-- Your goal --
Write the entries out again exactly as they stand, but without the pictures.
## begin Entries provided
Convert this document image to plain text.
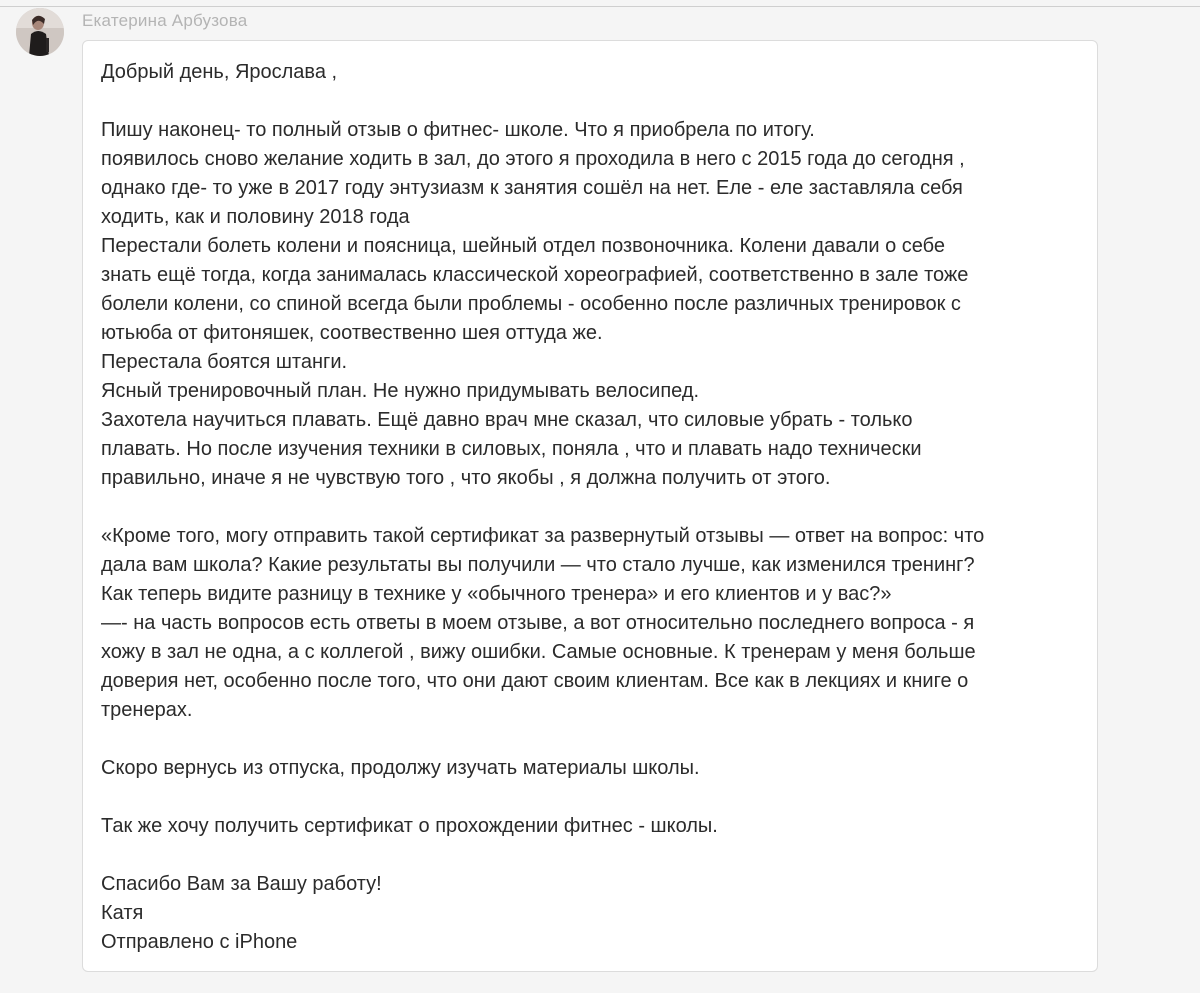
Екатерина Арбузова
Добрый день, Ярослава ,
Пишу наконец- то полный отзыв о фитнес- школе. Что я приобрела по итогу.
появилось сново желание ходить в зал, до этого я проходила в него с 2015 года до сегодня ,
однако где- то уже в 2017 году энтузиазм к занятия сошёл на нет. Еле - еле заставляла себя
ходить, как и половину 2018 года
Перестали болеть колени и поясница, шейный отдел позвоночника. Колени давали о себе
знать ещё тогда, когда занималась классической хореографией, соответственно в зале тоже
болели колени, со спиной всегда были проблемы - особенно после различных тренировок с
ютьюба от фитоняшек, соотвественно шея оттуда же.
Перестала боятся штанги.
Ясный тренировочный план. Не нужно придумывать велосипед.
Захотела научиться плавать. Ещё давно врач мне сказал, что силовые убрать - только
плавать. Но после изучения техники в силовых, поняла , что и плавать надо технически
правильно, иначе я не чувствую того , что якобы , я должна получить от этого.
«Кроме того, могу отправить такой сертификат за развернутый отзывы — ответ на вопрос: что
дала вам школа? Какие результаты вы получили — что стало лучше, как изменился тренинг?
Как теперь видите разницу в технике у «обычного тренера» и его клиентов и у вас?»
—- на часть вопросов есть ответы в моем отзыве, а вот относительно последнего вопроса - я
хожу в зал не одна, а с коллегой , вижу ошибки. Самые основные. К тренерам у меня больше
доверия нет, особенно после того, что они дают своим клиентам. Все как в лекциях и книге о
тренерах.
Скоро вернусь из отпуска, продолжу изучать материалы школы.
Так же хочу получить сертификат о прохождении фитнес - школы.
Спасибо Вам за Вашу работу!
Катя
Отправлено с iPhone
## end Entries provided
-- Problem solution --
Convert this document image to plain text.
Екатерина Арбузова
Добрый день, Ярослава ,
Пишу наконец- то полный отзыв о фитнес- школе. Что я приобрела по итогу.
появилось сново желание ходить в зал, до этого я проходила в него с 2015 года до сегодня ,
однако где- то уже в 2017 году энтузиазм к занятия сошёл на нет. Еле - еле заставляла себя
ходить, как и половину 2018 года
Перестали болеть колени и поясница, шейный отдел позвоночника. Колени давали о себе
знать ещё тогда, когда занималась классической хореографией, соответственно в зале тоже
болели колени, со спиной всегда были проблемы - особенно после различных тренировок с
ютьюба от фитоняшек, соотвественно шея оттуда же.
Перестала боятся штанги.
Ясный тренировочный план. Не нужно придумывать велосипед.
Захотела научиться плавать. Ещё давно врач мне сказал, что силовые убрать - только
плавать. Но после изучения техники в силовых, поняла , что и плавать надо технически
правильно, иначе я не чувствую того , что якобы , я должна получить от этого.
«Кроме того, могу отправить такой сертификат за развернутый отзывы — ответ на вопрос: что
дала вам школа? Какие результаты вы получили — что стало лучше, как изменился тренинг?
Как теперь видите разницу в технике у «обычного тренера» и его клиентов и у вас?»
—- на часть вопросов есть ответы в моем отзыве, а вот относительно последнего вопроса - я
хожу в зал не одна, а с коллегой , вижу ошибки. Самые основные. К тренерам у меня больше
доверия нет, особенно после того, что они дают своим клиентам. Все как в лекциях и книге о
тренерах.
Скоро вернусь из отпуска, продолжу изучать материалы школы.
Так же хочу получить сертификат о прохождении фитнес - школы.
Спасибо Вам за Вашу работу!
Катя
Отправлено с iPhone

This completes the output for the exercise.